▸ What to do
The entries below should be output exactly as written.

(Data extracted from a collection)

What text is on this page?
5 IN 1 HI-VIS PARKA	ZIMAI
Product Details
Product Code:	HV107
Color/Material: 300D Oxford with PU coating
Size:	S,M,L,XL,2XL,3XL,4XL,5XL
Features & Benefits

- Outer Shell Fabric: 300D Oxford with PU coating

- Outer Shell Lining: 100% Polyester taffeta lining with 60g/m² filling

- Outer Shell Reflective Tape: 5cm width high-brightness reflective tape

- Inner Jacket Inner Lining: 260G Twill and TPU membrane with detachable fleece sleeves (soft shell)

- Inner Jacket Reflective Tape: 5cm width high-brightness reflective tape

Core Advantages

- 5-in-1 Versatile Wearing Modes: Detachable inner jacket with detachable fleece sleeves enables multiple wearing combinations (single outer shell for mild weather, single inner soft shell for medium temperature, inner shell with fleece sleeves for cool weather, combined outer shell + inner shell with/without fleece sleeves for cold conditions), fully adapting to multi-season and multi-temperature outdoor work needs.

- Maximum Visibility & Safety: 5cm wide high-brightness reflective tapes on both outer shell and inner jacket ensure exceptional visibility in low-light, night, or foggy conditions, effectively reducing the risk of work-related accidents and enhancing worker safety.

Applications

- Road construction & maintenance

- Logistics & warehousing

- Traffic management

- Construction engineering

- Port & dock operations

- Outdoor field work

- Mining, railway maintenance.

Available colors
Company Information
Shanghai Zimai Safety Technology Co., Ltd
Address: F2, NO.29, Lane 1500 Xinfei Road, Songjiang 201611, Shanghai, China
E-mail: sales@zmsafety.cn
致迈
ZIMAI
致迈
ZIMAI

▸ Result of this task
What text is on this page?
5 IN 1 HI-VIS PARKA	ZIMAI
Product Details
Product Code:	HV107
Color/Material: 300D Oxford with PU coating
Size:	S,M,L,XL,2XL,3XL,4XL,5XL
Features & Benefits

- Outer Shell Fabric: 300D Oxford with PU coating

- Outer Shell Lining: 100% Polyester taffeta lining with 60g/m² filling

- Outer Shell Reflective Tape: 5cm width high-brightness reflective tape

- Inner Jacket Inner Lining: 260G Twill and TPU membrane with detachable fleece sleeves (soft shell)

- Inner Jacket Reflective Tape: 5cm width high-brightness reflective tape

Core Advantages

- 5-in-1 Versatile Wearing Modes: Detachable inner jacket with detachable fleece sleeves enables multiple wearing combinations (single outer shell for mild weather, single inner soft shell for medium temperature, inner shell with fleece sleeves for cool weather, combined outer shell + inner shell with/without fleece sleeves for cold conditions), fully adapting to multi-season and multi-temperature outdoor work needs.

- Maximum Visibility & Safety: 5cm wide high-brightness reflective tapes on both outer shell and inner jacket ensure exceptional visibility in low-light, night, or foggy conditions, effectively reducing the risk of work-related accidents and enhancing worker safety.

Applications

- Road construction & maintenance

- Logistics & warehousing

- Traffic management

- Construction engineering

- Port & dock operations

- Outdoor field work

- Mining, railway maintenance.

Available colors
Company Information
Shanghai Zimai Safety Technology Co., Ltd
Address: F2, NO.29, Lane 1500 Xinfei Road, Songjiang 201611, Shanghai, China
E-mail: sales@zmsafety.cn
致迈
ZIMAI
致迈
ZIMAI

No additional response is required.